» What you are asked to do
Each line that contains the word "Dataset" counts once; give the total for the records below and nothing else.

[START Material shown]

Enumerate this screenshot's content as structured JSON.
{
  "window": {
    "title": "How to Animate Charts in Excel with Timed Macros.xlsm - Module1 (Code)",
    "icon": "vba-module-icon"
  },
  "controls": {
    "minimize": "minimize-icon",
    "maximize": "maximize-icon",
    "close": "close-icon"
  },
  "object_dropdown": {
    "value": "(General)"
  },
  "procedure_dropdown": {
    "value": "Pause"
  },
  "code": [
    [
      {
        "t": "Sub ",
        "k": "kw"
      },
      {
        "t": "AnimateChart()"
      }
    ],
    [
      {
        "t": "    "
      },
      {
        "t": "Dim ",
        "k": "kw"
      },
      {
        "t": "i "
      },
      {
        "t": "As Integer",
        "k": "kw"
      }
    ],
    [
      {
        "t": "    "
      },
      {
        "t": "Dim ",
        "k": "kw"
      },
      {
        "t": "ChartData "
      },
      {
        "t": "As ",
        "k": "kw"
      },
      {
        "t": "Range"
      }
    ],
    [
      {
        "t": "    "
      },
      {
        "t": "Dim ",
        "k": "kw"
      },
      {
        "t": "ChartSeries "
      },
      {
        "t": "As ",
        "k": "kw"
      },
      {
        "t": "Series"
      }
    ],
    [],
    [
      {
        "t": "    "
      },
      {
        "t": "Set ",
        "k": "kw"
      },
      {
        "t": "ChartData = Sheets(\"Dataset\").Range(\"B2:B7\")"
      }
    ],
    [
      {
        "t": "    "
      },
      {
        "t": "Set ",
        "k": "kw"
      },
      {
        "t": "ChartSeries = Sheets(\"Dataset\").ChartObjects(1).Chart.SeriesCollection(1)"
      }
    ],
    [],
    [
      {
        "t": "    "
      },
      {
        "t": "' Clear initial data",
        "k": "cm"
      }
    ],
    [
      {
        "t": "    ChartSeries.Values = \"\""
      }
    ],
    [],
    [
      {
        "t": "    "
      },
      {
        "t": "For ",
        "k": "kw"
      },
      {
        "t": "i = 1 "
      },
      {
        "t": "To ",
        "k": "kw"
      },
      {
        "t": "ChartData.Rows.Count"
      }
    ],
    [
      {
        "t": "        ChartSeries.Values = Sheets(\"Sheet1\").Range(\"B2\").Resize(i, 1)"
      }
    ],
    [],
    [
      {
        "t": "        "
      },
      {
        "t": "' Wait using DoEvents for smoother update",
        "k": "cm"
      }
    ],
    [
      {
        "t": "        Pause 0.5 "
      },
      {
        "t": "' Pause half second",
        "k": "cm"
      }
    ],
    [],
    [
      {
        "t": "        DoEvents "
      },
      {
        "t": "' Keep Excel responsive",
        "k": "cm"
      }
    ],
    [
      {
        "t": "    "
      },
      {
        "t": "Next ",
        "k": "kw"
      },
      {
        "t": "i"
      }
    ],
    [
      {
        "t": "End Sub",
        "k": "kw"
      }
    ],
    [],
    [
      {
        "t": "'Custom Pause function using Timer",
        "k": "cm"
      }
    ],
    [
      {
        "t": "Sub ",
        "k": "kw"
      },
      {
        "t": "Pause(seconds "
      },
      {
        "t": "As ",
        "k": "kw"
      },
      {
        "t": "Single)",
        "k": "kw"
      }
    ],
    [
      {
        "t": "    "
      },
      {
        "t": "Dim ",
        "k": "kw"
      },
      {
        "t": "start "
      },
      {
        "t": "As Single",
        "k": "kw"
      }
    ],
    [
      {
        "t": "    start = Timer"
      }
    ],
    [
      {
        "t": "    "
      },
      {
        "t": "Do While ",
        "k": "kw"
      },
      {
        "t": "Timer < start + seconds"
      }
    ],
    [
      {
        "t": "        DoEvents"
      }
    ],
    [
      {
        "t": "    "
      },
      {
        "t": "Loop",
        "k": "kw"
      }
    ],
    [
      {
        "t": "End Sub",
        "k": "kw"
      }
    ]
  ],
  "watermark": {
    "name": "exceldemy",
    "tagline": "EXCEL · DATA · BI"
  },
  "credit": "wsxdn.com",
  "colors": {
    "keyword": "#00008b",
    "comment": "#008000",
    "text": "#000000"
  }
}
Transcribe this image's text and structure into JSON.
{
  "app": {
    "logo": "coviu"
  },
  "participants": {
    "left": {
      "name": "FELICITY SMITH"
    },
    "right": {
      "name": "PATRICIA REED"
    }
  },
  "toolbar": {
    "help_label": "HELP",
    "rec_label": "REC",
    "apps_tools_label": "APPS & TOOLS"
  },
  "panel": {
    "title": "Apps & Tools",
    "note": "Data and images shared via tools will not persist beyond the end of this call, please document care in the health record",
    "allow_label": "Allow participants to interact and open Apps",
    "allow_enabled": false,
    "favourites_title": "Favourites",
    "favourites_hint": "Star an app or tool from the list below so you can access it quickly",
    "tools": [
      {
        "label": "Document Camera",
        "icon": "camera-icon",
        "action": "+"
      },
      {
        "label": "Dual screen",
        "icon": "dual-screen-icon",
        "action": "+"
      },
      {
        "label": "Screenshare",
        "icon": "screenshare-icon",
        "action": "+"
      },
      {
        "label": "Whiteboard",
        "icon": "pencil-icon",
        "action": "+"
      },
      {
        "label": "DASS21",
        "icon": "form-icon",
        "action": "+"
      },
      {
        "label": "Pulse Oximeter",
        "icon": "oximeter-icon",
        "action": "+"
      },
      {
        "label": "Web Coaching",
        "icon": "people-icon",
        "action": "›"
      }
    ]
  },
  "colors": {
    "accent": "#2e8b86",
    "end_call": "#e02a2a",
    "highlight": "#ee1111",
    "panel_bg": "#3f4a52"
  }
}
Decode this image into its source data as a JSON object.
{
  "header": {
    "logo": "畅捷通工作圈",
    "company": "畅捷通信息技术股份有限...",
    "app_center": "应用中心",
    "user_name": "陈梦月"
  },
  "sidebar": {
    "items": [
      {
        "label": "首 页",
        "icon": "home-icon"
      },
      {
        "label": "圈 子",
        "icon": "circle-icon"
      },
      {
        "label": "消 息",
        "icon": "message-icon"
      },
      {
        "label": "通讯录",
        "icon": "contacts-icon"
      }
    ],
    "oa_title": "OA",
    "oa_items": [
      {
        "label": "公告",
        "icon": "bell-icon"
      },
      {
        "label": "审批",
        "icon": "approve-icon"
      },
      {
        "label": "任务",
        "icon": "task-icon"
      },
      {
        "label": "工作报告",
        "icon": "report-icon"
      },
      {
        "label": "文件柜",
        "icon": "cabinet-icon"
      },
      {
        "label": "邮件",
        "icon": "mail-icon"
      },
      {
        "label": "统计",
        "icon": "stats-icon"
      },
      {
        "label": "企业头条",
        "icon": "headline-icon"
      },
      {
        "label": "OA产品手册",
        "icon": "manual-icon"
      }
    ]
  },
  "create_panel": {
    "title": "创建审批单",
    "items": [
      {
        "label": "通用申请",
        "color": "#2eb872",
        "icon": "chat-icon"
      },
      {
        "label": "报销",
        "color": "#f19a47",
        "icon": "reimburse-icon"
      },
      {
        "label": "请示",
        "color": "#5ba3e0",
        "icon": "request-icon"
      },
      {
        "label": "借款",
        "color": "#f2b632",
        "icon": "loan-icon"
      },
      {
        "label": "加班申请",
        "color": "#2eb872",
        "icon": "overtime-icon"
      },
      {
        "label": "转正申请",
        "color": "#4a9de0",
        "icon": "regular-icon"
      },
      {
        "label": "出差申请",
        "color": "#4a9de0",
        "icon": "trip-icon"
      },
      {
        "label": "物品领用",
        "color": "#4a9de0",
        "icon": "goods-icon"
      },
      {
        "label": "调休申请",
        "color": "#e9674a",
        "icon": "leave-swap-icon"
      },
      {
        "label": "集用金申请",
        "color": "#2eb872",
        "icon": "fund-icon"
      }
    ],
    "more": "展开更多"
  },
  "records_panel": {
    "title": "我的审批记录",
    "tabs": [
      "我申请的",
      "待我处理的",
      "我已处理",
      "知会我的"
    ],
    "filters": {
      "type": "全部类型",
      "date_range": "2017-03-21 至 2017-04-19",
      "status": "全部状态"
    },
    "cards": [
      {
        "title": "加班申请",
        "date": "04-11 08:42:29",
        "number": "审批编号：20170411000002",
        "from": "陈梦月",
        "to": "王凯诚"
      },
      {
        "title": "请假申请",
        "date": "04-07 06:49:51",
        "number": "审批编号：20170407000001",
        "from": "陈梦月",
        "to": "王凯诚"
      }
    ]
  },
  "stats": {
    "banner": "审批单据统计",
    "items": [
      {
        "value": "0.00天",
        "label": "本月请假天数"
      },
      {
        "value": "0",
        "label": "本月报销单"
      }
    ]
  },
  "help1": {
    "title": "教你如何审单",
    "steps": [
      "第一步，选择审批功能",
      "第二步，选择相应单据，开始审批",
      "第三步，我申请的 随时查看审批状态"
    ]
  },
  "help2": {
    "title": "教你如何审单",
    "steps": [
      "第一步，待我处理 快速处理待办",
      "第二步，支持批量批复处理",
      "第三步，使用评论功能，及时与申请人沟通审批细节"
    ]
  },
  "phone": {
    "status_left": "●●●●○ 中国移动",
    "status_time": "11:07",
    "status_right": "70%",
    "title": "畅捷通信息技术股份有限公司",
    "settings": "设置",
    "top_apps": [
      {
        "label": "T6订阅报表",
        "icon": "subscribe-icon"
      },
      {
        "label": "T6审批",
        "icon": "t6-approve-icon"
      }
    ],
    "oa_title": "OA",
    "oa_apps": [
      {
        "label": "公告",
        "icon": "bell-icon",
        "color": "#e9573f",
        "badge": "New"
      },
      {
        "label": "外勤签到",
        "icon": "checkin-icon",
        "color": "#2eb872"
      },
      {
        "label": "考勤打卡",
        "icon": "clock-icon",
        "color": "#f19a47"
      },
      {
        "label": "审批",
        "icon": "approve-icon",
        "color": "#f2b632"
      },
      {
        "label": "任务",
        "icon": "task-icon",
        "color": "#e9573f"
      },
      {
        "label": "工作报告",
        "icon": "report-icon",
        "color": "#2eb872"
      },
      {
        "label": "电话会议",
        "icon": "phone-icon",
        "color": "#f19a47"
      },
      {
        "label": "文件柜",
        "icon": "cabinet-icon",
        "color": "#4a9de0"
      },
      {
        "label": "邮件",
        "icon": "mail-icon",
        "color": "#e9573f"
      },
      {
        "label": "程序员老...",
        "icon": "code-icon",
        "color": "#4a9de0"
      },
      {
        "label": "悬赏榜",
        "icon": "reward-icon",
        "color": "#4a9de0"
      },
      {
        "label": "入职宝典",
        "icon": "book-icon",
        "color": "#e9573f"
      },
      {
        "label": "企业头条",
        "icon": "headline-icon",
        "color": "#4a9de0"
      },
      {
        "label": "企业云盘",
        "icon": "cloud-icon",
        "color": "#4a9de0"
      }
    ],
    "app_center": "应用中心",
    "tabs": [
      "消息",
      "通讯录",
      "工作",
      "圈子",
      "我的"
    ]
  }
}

[END Material shown]

» Solution to the problem
2